▶ [DATA EXTRACT]
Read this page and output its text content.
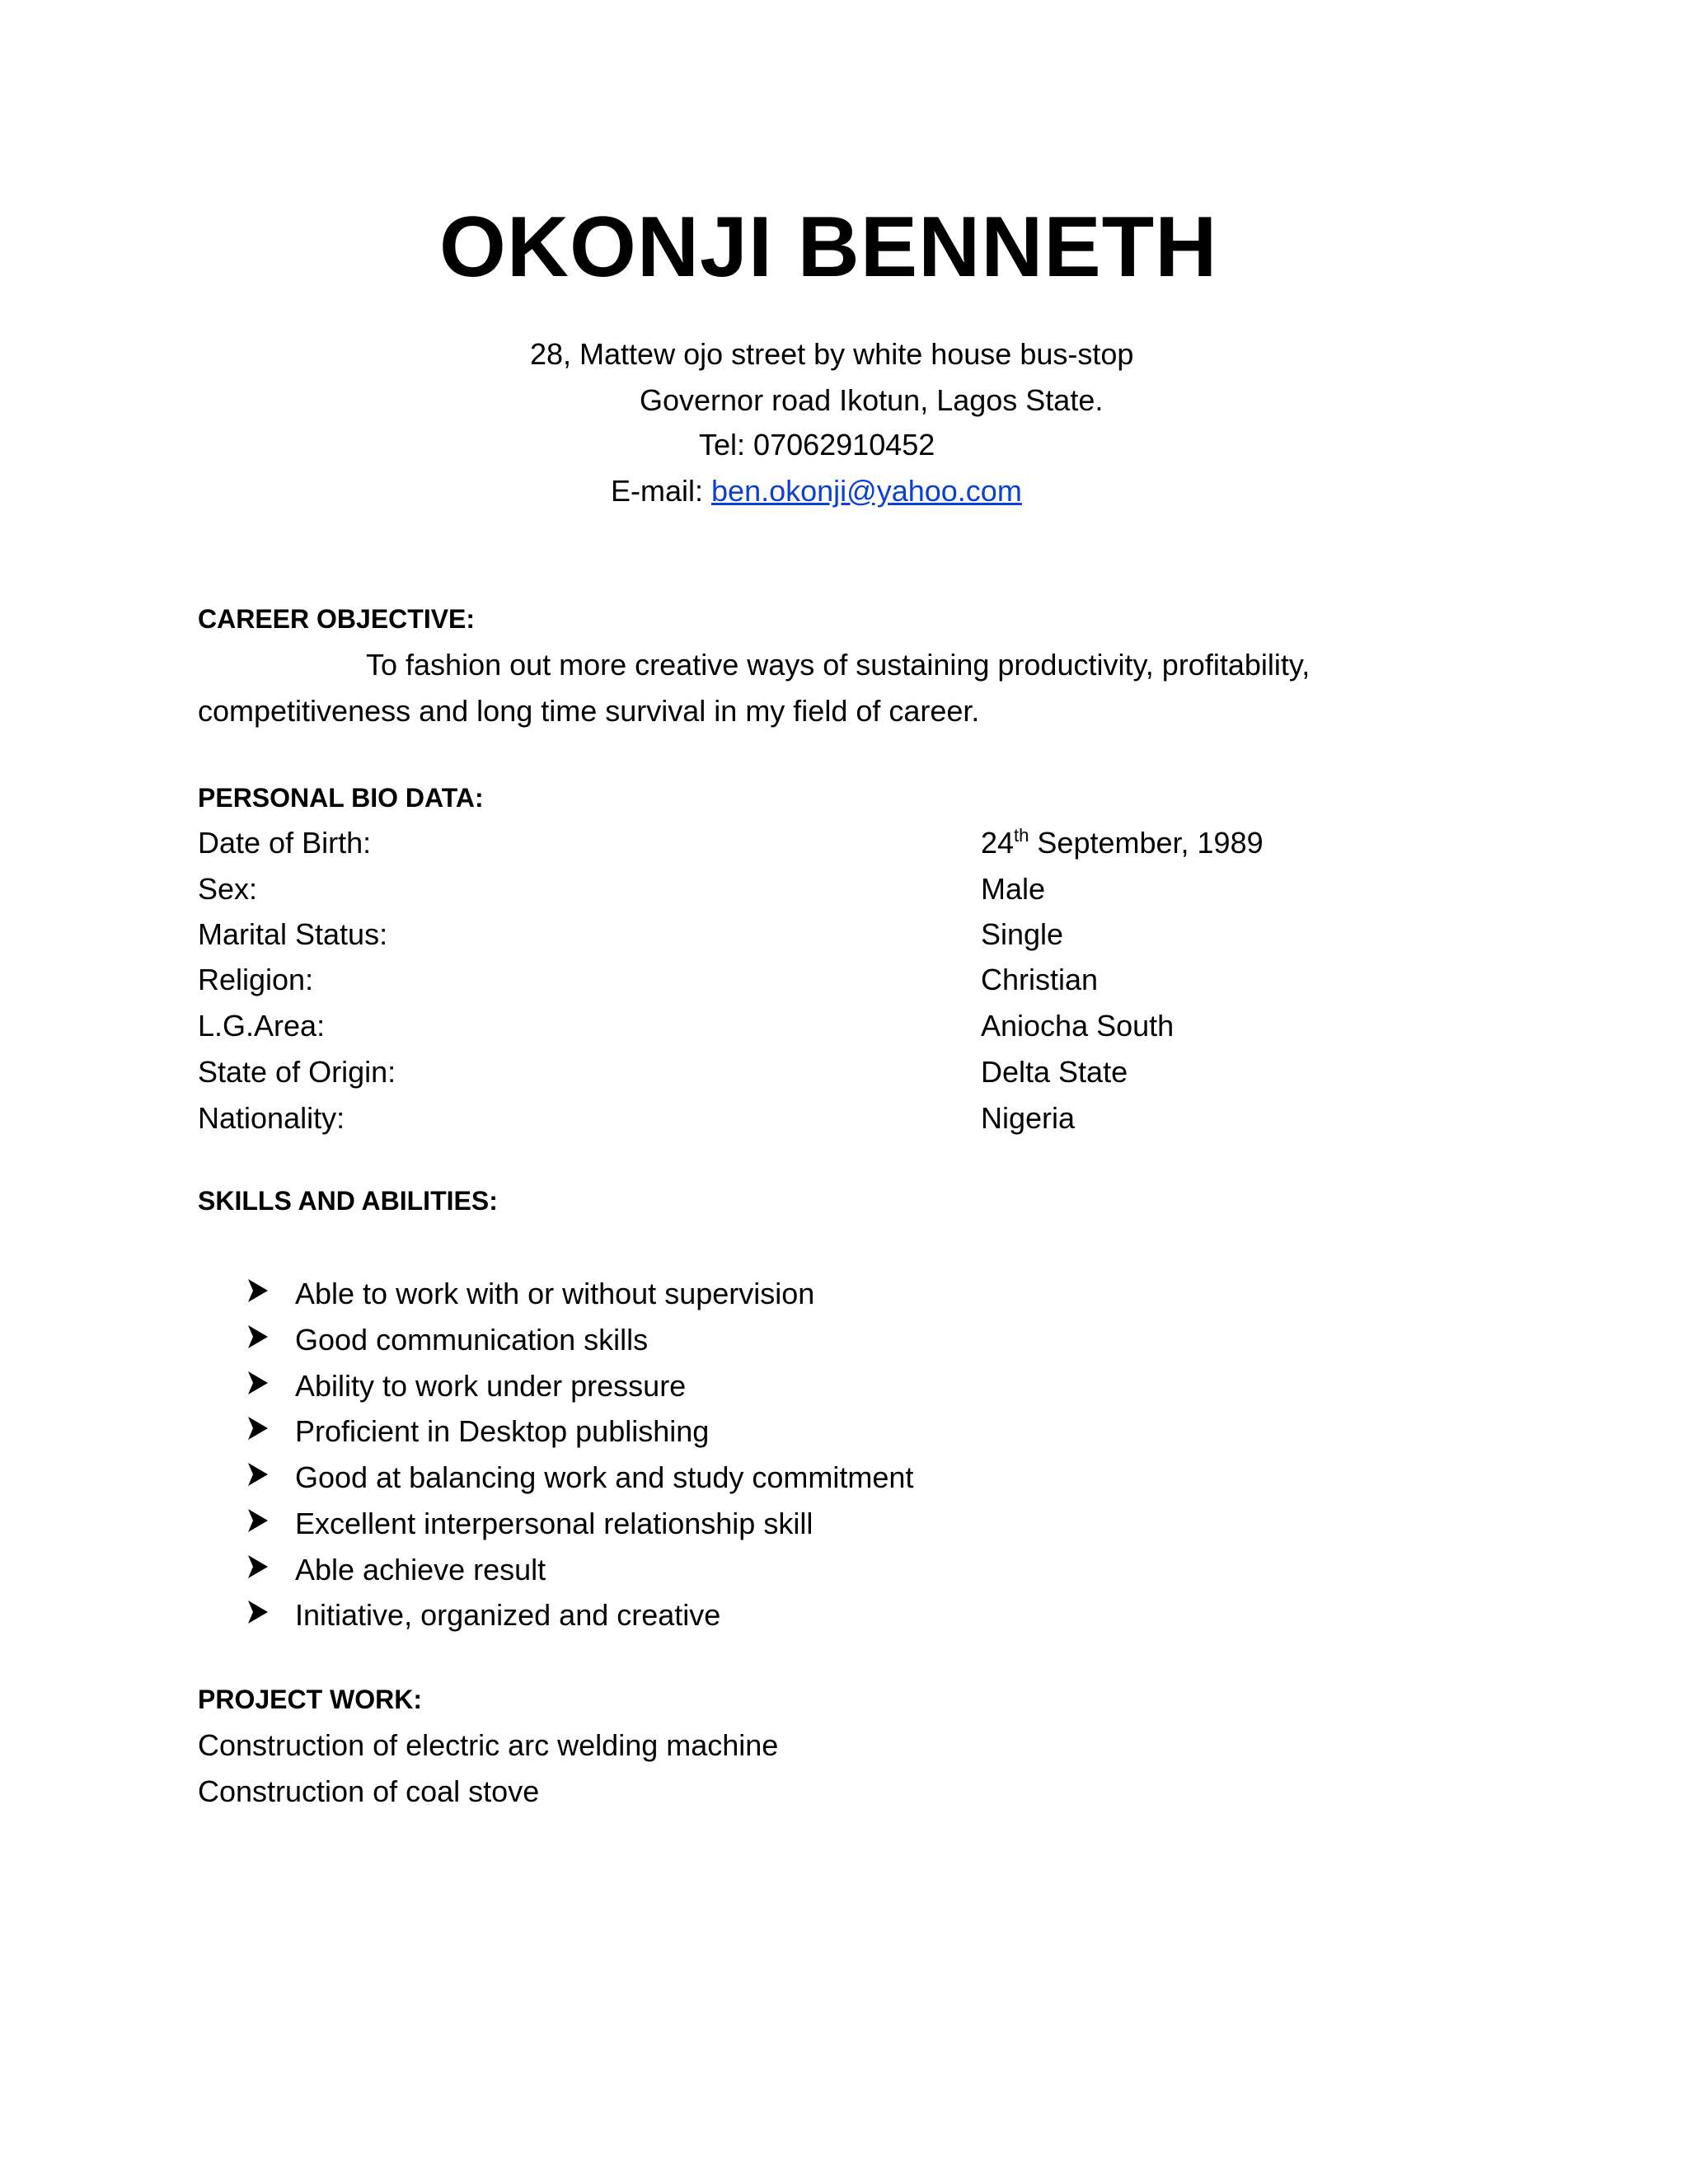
OKONJI BENNETH
28, Mattew ojo street by white house bus-stop
Governor road Ikotun, Lagos State.
Tel: 07062910452
E-mail: ben.okonji@yahoo.com
CAREER OBJECTIVE:
To fashion out more creative ways of sustaining productivity, profitability,
competitiveness and long time survival in my field of career.
PERSONAL BIO DATA:
Date of Birth:	24th September, 1989
Sex:	Male
Marital Status:	Single
Religion:	Christian
L.G.Area:	Aniocha South
State of Origin:	Delta State
Nationality:	Nigeria
SKILLS AND ABILITIES:
Able to work with or without supervision
Good communication skills
Ability to work under pressure
Proficient in Desktop publishing
Good at balancing work and study commitment
Excellent interpersonal relationship skill
Able achieve result
Initiative, organized and creative
PROJECT WORK:
Construction of electric arc welding machine
Construction of coal stove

▶ [JOB] Go through the listing above and pull out each line containing the word "Construction".

▶ [ANSWER TO THE PROBLEM]
Construction of electric arc welding machine
Construction of coal stove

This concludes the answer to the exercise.